* DATA PROVIDED:
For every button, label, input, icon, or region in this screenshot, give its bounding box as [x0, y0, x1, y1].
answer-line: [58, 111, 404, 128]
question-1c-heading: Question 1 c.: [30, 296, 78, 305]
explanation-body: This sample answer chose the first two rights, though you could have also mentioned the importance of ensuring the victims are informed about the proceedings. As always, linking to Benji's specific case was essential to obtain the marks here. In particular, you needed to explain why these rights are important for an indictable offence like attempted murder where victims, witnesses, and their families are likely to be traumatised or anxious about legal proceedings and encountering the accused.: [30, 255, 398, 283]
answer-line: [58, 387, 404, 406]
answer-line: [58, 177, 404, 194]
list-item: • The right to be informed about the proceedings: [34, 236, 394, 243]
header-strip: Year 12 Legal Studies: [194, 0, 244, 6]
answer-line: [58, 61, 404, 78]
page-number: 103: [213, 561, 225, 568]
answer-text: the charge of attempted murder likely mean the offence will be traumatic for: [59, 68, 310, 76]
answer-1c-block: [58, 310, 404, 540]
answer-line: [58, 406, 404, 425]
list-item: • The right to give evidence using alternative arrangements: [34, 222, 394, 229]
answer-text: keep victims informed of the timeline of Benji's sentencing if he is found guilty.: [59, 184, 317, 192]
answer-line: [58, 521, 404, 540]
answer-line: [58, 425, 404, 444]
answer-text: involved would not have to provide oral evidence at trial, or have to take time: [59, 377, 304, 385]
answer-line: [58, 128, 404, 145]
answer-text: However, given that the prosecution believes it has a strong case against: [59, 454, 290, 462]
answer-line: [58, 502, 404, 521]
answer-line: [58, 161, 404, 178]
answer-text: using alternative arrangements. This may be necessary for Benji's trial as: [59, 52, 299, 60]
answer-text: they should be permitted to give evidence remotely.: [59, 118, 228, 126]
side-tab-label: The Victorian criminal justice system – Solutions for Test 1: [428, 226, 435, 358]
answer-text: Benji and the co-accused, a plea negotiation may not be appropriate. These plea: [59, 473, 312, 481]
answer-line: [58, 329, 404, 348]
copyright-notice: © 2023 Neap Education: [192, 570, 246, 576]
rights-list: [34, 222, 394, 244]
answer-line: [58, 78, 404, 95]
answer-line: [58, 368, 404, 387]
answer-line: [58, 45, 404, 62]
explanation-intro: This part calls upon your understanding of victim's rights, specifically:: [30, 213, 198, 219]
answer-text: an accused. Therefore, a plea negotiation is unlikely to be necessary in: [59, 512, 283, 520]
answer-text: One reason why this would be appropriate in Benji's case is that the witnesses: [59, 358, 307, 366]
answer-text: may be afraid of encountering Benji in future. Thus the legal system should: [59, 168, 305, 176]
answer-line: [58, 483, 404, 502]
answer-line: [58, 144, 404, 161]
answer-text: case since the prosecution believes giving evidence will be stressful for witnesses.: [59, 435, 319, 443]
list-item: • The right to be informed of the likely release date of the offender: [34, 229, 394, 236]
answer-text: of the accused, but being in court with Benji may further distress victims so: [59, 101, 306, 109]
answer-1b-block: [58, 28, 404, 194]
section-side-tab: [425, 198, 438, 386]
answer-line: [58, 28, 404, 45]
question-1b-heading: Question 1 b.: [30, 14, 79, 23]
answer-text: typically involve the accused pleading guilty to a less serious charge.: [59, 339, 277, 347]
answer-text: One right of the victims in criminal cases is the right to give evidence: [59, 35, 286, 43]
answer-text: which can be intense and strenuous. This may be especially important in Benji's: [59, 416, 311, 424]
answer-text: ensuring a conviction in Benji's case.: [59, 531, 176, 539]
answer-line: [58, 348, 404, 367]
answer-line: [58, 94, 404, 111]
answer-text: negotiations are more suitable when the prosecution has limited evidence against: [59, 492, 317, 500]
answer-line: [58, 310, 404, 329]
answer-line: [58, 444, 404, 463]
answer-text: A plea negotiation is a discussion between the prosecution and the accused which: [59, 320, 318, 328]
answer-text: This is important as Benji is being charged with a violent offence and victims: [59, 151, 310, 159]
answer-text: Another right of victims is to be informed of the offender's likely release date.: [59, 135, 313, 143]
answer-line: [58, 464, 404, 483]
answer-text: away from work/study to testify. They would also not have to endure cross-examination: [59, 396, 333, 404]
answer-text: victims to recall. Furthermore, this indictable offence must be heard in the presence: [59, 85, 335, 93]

* EXERCISE INSTRUCTIONS: Rewrite the listing above with "Benji" swapped for "Sam" throughout, and keep everything else the same.

* OUTPUT:
For every button, label, input, icon, or region in this screenshot, give its bounding box as [x0, y0, x1, y1].
answer-line: [58, 111, 404, 128]
question-1c-heading: Question 1 c.: [30, 296, 78, 305]
explanation-body: This sample answer chose the first two rights, though you could have also mentioned the importance of ensuring the victims are informed about the proceedings. As always, linking to Sam's specific case was essential to obtain the marks here. In particular, you needed to explain why these rights are important for an indictable offence like attempted murder where victims, witnesses, and their families are likely to be traumatised or anxious about legal proceedings and encountering the accused.: [30, 255, 398, 283]
answer-line: [58, 387, 404, 406]
answer-line: [58, 177, 404, 194]
list-item: • The right to be informed about the proceedings: [34, 236, 394, 243]
header-strip: Year 12 Legal Studies: [194, 0, 244, 6]
answer-line: [58, 61, 404, 78]
page-number: 103: [213, 561, 225, 568]
answer-text: the charge of attempted murder likely mean the offence will be traumatic for: [59, 68, 310, 76]
answer-1c-block: [58, 310, 404, 540]
answer-line: [58, 406, 404, 425]
list-item: • The right to give evidence using alternative arrangements: [34, 222, 394, 229]
answer-text: keep victims informed of the timeline of Sam's sentencing if he is found guilty.: [59, 184, 317, 192]
answer-line: [58, 521, 404, 540]
answer-line: [58, 425, 404, 444]
answer-text: involved would not have to provide oral evidence at trial, or have to take time: [59, 377, 304, 385]
answer-line: [58, 128, 404, 145]
answer-text: However, given that the prosecution believes it has a strong case against: [59, 454, 290, 462]
answer-line: [58, 502, 404, 521]
answer-line: [58, 161, 404, 178]
answer-text: using alternative arrangements. This may be necessary for Sam's trial as: [59, 52, 299, 60]
answer-text: they should be permitted to give evidence remotely.: [59, 118, 228, 126]
side-tab-label: The Victorian criminal justice system – Solutions for Test 1: [428, 226, 435, 358]
answer-text: Sam and the co-accused, a plea negotiation may not be appropriate. These plea: [59, 473, 312, 481]
answer-line: [58, 329, 404, 348]
copyright-notice: © 2023 Neap Education: [192, 570, 246, 576]
rights-list: [34, 222, 394, 244]
answer-line: [58, 78, 404, 95]
answer-line: [58, 368, 404, 387]
answer-line: [58, 45, 404, 62]
explanation-intro: This part calls upon your understanding of victim's rights, specifically:: [30, 213, 198, 219]
answer-text: an accused. Therefore, a plea negotiation is unlikely to be necessary in: [59, 512, 283, 520]
answer-text: One reason why this would be appropriate in Sam's case is that the witnesses: [59, 358, 307, 366]
answer-text: may be afraid of encountering Sam in future. Thus the legal system should: [59, 168, 305, 176]
answer-line: [58, 483, 404, 502]
answer-line: [58, 144, 404, 161]
answer-text: case since the prosecution believes giving evidence will be stressful for witnesses.: [59, 435, 319, 443]
list-item: • The right to be informed of the likely release date of the offender: [34, 229, 394, 236]
answer-text: of the accused, but being in court with Sam may further distress victims so: [59, 101, 306, 109]
answer-1b-block: [58, 28, 404, 194]
section-side-tab: [425, 198, 438, 386]
answer-line: [58, 28, 404, 45]
question-1b-heading: Question 1 b.: [30, 14, 79, 23]
answer-text: typically involve the accused pleading guilty to a less serious charge.: [59, 339, 277, 347]
answer-text: One right of the victims in criminal cases is the right to give evidence: [59, 35, 286, 43]
answer-text: which can be intense and strenuous. This may be especially important in Sam's: [59, 416, 311, 424]
answer-text: ensuring a conviction in Sam's case.: [59, 531, 176, 539]
answer-line: [58, 348, 404, 367]
answer-line: [58, 94, 404, 111]
answer-text: negotiations are more suitable when the prosecution has limited evidence against: [59, 492, 317, 500]
answer-line: [58, 310, 404, 329]
answer-line: [58, 444, 404, 463]
answer-text: A plea negotiation is a discussion between the prosecution and the accused which: [59, 320, 318, 328]
answer-text: This is important as Sam is being charged with a violent offence and victims: [59, 151, 310, 159]
answer-text: Another right of victims is to be informed of the offender's likely release date.: [59, 135, 313, 143]
answer-line: [58, 464, 404, 483]
answer-text: away from work/study to testify. They would also not have to endure cross-examination: [59, 396, 333, 404]
answer-text: victims to recall. Furthermore, this indictable offence must be heard in the presence: [59, 85, 335, 93]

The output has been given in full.